***** Given data *****

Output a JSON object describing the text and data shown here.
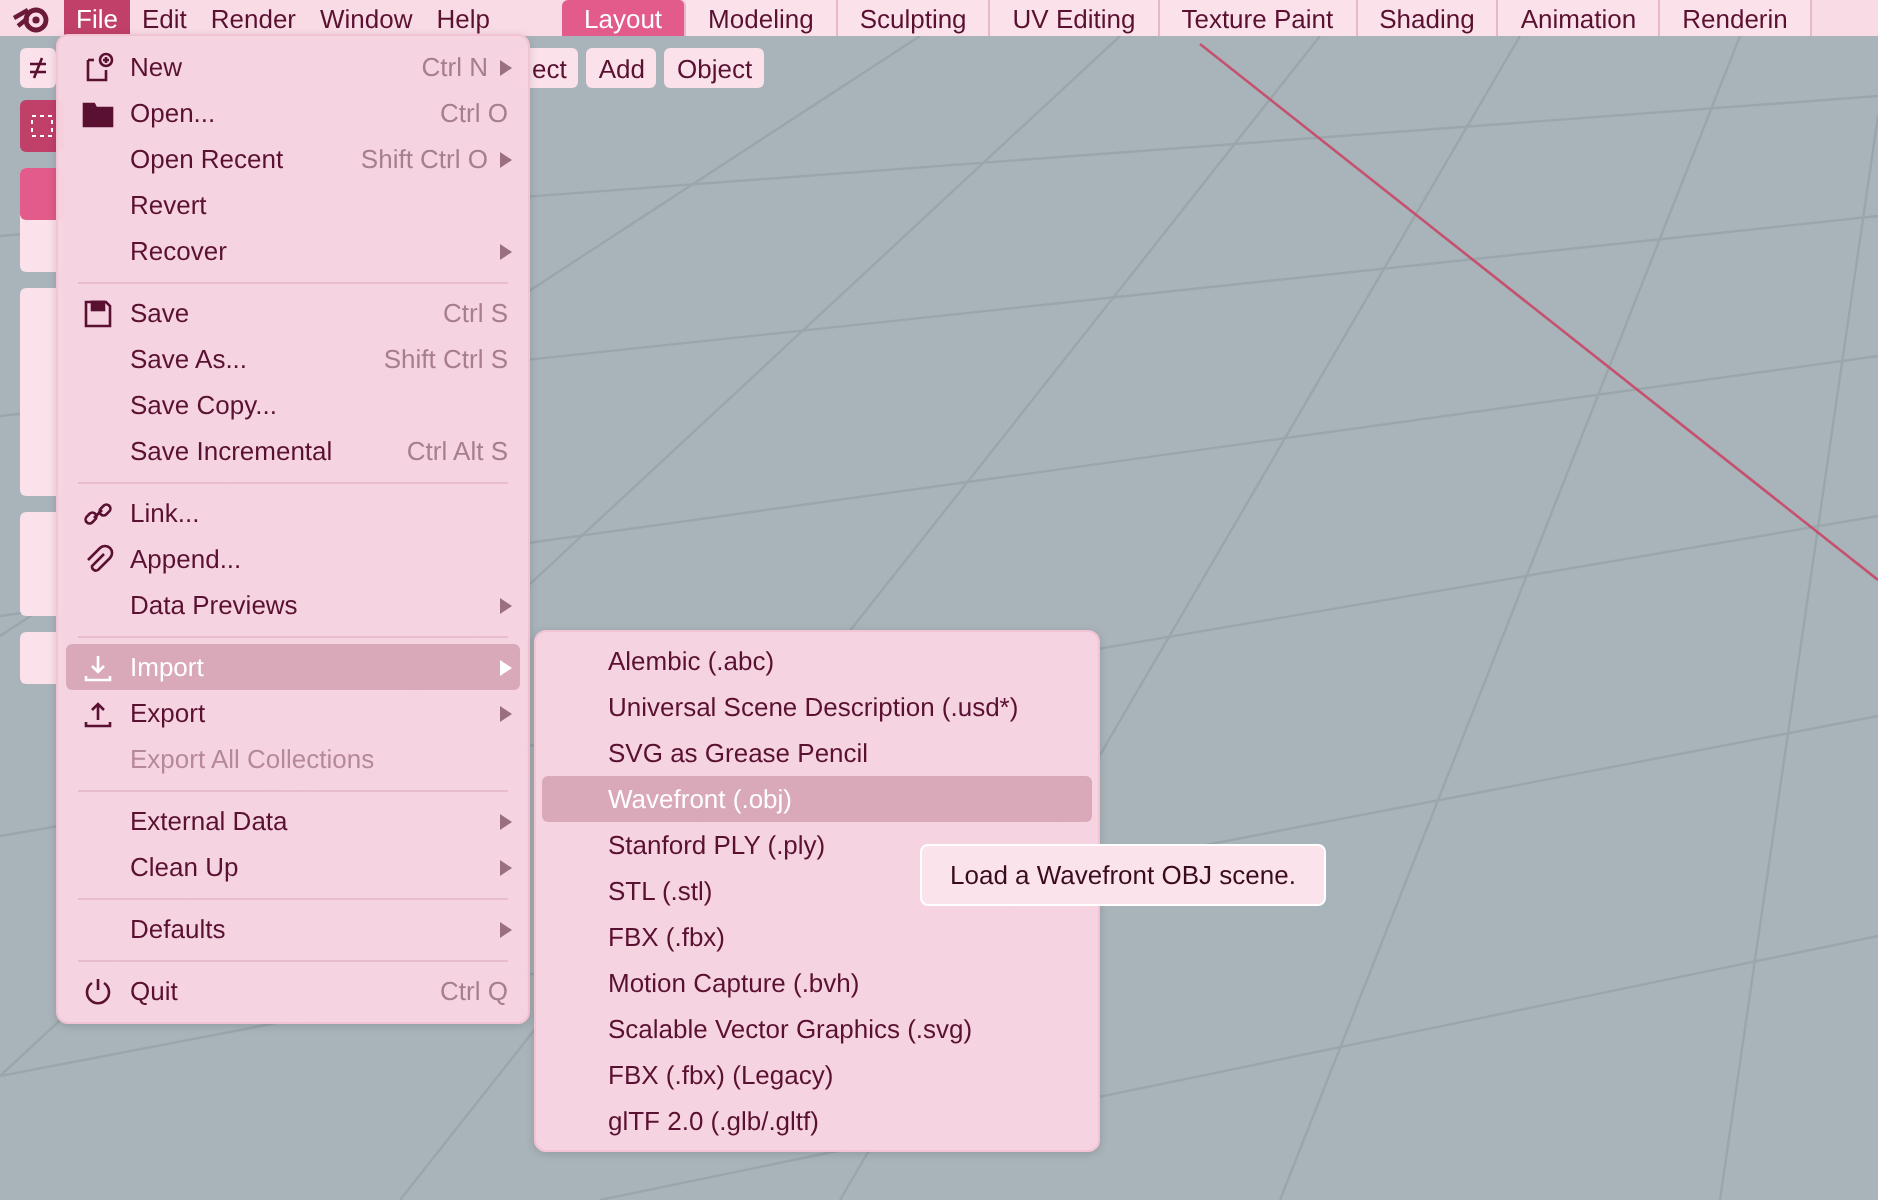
{
  "menubar": {
    "menus": [
      {
        "label": "File",
        "selected": true
      },
      {
        "label": "Edit",
        "selected": false
      },
      {
        "label": "Render",
        "selected": false
      },
      {
        "label": "Window",
        "selected": false
      },
      {
        "label": "Help",
        "selected": false
      }
    ],
    "workspaces": [
      {
        "label": "Layout",
        "selected": true
      },
      {
        "label": "Modeling",
        "selected": false
      },
      {
        "label": "Sculpting",
        "selected": false
      },
      {
        "label": "UV Editing",
        "selected": false
      },
      {
        "label": "Texture Paint",
        "selected": false
      },
      {
        "label": "Shading",
        "selected": false
      },
      {
        "label": "Animation",
        "selected": false
      },
      {
        "label": "Renderin",
        "selected": false
      }
    ]
  },
  "viewport_header": {
    "buttons": [
      "ect",
      "Add",
      "Object"
    ]
  },
  "file_menu": {
    "groups": [
      [
        {
          "label": "New",
          "shortcut": "Ctrl N",
          "kind": "new",
          "has_submenu": true,
          "disabled": false,
          "selected": false
        },
        {
          "label": "Open...",
          "shortcut": "Ctrl O",
          "kind": "open",
          "has_submenu": false,
          "disabled": false,
          "selected": false
        },
        {
          "label": "Open Recent",
          "shortcut": "Shift Ctrl O",
          "has_submenu": true,
          "disabled": false,
          "selected": false
        },
        {
          "label": "Revert",
          "has_submenu": false,
          "disabled": false,
          "selected": false
        },
        {
          "label": "Recover",
          "has_submenu": true,
          "disabled": false,
          "selected": false
        }
      ],
      [
        {
          "label": "Save",
          "shortcut": "Ctrl S",
          "kind": "save",
          "has_submenu": false,
          "disabled": false,
          "selected": false
        },
        {
          "label": "Save As...",
          "shortcut": "Shift Ctrl S",
          "has_submenu": false,
          "disabled": false,
          "selected": false
        },
        {
          "label": "Save Copy...",
          "has_submenu": false,
          "disabled": false,
          "selected": false
        },
        {
          "label": "Save Incremental",
          "shortcut": "Ctrl Alt S",
          "has_submenu": false,
          "disabled": false,
          "selected": false
        }
      ],
      [
        {
          "label": "Link...",
          "kind": "link",
          "has_submenu": false,
          "disabled": false,
          "selected": false
        },
        {
          "label": "Append...",
          "kind": "append",
          "has_submenu": false,
          "disabled": false,
          "selected": false
        },
        {
          "label": "Data Previews",
          "has_submenu": true,
          "disabled": false,
          "selected": false
        }
      ],
      [
        {
          "label": "Import",
          "kind": "import",
          "has_submenu": true,
          "disabled": false,
          "selected": true
        },
        {
          "label": "Export",
          "kind": "export",
          "has_submenu": true,
          "disabled": false,
          "selected": false
        },
        {
          "label": "Export All Collections",
          "has_submenu": false,
          "disabled": true,
          "selected": false
        }
      ],
      [
        {
          "label": "External Data",
          "has_submenu": true,
          "disabled": false,
          "selected": false
        },
        {
          "label": "Clean Up",
          "has_submenu": true,
          "disabled": false,
          "selected": false
        }
      ],
      [
        {
          "label": "Defaults",
          "has_submenu": true,
          "disabled": false,
          "selected": false
        }
      ],
      [
        {
          "label": "Quit",
          "shortcut": "Ctrl Q",
          "kind": "quit",
          "has_submenu": false,
          "disabled": false,
          "selected": false
        }
      ]
    ]
  },
  "import_menu": {
    "items": [
      {
        "label": "Alembic (.abc)",
        "selected": false
      },
      {
        "label": "Universal Scene Description (.usd*)",
        "selected": false
      },
      {
        "label": "SVG as Grease Pencil",
        "selected": false
      },
      {
        "label": "Wavefront (.obj)",
        "selected": true
      },
      {
        "label": "Stanford PLY (.ply)",
        "selected": false
      },
      {
        "label": "STL (.stl)",
        "selected": false
      },
      {
        "label": "FBX (.fbx)",
        "selected": false
      },
      {
        "label": "Motion Capture (.bvh)",
        "selected": false
      },
      {
        "label": "Scalable Vector Graphics (.svg)",
        "selected": false
      },
      {
        "label": "FBX (.fbx) (Legacy)",
        "selected": false
      },
      {
        "label": "glTF 2.0 (.glb/.gltf)",
        "selected": false
      }
    ]
  },
  "tooltip": {
    "text": "Load a Wavefront OBJ scene."
  }
}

*****

### [The problem]
Find the lines above holding the word "kind" and show them.

### [Reply to the exercise]
          "kind": "new",
          "kind": "open",
          "kind": "save",
          "kind": "link",
          "kind": "append",
          "kind": "import",
          "kind": "export",
          "kind": "quit",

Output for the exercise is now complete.